# GIVEN PROBLEM:
Copy the listing lines starting at the line that contains "What are the" and ending at the line that contains "- company-name[interactable]: 极兔速递: [578, 288, 812, 310]", with both of those lines included. Reproduce them unchanged.

# RAW RECORDS:

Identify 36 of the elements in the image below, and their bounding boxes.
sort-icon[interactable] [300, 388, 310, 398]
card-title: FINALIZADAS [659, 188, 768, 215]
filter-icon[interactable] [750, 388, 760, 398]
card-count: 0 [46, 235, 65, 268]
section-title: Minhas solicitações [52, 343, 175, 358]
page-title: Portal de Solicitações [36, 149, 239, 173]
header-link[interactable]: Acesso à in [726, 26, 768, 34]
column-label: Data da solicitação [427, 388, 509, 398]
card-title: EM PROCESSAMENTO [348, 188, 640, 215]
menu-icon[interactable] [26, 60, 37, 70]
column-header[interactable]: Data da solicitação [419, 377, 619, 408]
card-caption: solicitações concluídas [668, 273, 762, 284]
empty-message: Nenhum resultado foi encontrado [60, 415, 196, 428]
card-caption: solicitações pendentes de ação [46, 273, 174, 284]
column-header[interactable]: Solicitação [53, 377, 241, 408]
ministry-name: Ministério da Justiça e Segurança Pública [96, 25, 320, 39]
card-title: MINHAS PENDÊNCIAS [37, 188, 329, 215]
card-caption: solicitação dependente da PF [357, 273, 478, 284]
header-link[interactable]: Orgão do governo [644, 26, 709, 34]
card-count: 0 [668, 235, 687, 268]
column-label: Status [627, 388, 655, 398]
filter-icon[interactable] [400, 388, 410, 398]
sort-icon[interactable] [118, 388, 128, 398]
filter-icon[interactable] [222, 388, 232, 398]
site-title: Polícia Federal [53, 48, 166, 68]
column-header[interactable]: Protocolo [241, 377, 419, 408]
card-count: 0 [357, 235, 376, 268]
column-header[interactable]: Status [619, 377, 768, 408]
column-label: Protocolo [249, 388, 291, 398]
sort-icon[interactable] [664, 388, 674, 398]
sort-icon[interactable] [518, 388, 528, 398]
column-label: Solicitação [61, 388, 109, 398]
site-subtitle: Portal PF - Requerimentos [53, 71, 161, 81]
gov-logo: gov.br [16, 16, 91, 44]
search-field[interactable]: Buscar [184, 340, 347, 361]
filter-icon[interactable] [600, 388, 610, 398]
==
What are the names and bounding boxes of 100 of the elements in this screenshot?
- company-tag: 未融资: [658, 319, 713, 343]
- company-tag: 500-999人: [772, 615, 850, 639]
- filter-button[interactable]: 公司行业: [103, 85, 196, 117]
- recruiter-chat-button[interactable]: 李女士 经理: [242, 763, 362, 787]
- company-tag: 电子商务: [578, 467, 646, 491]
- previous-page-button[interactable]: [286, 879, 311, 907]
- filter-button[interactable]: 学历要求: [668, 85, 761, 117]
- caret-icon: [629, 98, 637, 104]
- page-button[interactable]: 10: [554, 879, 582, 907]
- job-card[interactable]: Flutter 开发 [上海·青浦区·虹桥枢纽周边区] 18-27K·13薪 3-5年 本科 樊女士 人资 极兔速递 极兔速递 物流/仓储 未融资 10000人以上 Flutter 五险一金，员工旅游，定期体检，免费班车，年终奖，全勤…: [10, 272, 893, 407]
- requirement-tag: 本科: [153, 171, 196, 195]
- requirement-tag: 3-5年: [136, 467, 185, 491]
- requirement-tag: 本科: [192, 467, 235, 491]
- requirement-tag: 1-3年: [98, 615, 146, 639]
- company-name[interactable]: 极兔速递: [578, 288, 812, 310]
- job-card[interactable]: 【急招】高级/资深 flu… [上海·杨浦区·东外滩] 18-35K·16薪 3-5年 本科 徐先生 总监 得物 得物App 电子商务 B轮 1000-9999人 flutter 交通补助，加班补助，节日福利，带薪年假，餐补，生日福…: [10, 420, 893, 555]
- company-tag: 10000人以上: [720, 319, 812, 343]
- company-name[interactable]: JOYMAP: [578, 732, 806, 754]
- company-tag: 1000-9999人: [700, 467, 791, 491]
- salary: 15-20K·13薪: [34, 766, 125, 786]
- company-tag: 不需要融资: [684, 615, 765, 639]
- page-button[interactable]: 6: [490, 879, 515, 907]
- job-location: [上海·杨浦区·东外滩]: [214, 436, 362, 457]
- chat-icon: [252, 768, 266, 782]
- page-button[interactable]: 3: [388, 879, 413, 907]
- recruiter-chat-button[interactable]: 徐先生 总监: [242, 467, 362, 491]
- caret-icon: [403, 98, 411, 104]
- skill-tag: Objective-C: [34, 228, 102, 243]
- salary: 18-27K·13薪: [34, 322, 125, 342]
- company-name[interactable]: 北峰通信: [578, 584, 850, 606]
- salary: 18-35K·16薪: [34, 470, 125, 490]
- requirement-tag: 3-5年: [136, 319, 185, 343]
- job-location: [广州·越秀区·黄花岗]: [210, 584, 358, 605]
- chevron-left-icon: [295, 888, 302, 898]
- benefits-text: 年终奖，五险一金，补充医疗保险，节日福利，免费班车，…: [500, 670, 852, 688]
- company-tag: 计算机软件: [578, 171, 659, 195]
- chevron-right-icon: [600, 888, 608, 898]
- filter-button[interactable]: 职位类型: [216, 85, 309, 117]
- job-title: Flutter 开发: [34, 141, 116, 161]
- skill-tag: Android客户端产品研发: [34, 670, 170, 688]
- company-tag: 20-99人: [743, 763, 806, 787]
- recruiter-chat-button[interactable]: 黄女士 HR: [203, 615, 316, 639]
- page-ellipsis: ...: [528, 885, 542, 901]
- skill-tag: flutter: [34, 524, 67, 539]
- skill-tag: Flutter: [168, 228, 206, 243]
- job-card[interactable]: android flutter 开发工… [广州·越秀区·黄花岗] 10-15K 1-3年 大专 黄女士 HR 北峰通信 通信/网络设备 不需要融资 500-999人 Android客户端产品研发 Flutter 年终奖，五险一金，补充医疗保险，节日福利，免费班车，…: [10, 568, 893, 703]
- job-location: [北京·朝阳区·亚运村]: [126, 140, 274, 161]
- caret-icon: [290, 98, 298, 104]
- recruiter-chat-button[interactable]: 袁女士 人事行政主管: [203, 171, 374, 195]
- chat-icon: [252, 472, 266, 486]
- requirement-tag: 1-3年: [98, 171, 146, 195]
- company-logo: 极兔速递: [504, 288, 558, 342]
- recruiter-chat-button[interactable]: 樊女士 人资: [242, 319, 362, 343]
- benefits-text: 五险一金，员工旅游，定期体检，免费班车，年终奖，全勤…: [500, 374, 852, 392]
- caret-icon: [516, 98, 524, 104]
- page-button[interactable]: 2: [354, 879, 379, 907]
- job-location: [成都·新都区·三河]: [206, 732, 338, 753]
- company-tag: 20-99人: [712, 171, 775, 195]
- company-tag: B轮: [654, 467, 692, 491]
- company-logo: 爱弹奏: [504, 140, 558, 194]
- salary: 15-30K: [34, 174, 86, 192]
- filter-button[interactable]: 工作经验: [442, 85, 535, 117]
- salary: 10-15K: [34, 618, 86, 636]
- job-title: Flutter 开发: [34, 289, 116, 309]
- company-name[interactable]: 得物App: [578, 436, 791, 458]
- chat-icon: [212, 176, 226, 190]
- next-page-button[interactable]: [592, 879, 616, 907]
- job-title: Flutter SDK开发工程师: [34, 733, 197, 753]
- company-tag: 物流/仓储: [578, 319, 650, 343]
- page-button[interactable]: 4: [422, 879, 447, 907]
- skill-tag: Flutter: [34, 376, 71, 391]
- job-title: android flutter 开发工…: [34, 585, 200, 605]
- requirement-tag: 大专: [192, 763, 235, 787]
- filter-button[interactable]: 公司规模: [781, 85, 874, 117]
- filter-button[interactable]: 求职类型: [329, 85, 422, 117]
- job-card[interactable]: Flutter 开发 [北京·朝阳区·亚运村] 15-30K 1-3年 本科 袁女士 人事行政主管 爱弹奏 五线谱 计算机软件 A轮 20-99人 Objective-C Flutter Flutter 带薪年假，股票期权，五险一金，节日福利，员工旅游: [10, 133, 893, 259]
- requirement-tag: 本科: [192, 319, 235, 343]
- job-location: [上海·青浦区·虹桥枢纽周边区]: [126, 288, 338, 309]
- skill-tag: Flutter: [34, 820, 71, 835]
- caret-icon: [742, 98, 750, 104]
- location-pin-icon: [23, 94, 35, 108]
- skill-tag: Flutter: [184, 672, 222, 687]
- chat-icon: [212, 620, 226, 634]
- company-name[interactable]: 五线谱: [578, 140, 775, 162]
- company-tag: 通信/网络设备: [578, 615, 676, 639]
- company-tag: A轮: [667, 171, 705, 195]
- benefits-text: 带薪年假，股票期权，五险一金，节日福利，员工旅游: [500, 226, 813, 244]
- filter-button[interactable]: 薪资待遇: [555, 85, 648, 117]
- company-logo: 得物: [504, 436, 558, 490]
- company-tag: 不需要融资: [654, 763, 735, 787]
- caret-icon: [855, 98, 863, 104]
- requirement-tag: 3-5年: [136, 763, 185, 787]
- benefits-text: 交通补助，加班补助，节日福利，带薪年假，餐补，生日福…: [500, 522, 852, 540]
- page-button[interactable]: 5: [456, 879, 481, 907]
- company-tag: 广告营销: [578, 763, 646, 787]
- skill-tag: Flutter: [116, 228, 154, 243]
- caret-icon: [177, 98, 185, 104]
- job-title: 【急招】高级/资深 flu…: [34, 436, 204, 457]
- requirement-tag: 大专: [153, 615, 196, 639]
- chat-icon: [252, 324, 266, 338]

# EXERCISE SOLUTION:
What are the names and bounding boxes of 100 of the elements in this screenshot?
- company-tag: 未融资: [658, 319, 713, 343]
- company-tag: 500-999人: [772, 615, 850, 639]
- filter-button[interactable]: 公司行业: [103, 85, 196, 117]
- recruiter-chat-button[interactable]: 李女士 经理: [242, 763, 362, 787]
- company-tag: 电子商务: [578, 467, 646, 491]
- previous-page-button[interactable]: [286, 879, 311, 907]
- filter-button[interactable]: 学历要求: [668, 85, 761, 117]
- caret-icon: [629, 98, 637, 104]
- page-button[interactable]: 10: [554, 879, 582, 907]
- job-card[interactable]: Flutter 开发 [上海·青浦区·虹桥枢纽周边区] 18-27K·13薪 3-5年 本科 樊女士 人资 极兔速递 极兔速递 物流/仓储 未融资 10000人以上 Flutter 五险一金，员工旅游，定期体检，免费班车，年终奖，全勤…: [10, 272, 893, 407]
- requirement-tag: 本科: [153, 171, 196, 195]
- requirement-tag: 3-5年: [136, 467, 185, 491]
- requirement-tag: 本科: [192, 467, 235, 491]
- requirement-tag: 1-3年: [98, 615, 146, 639]
- company-name[interactable]: 极兔速递: [578, 288, 812, 310]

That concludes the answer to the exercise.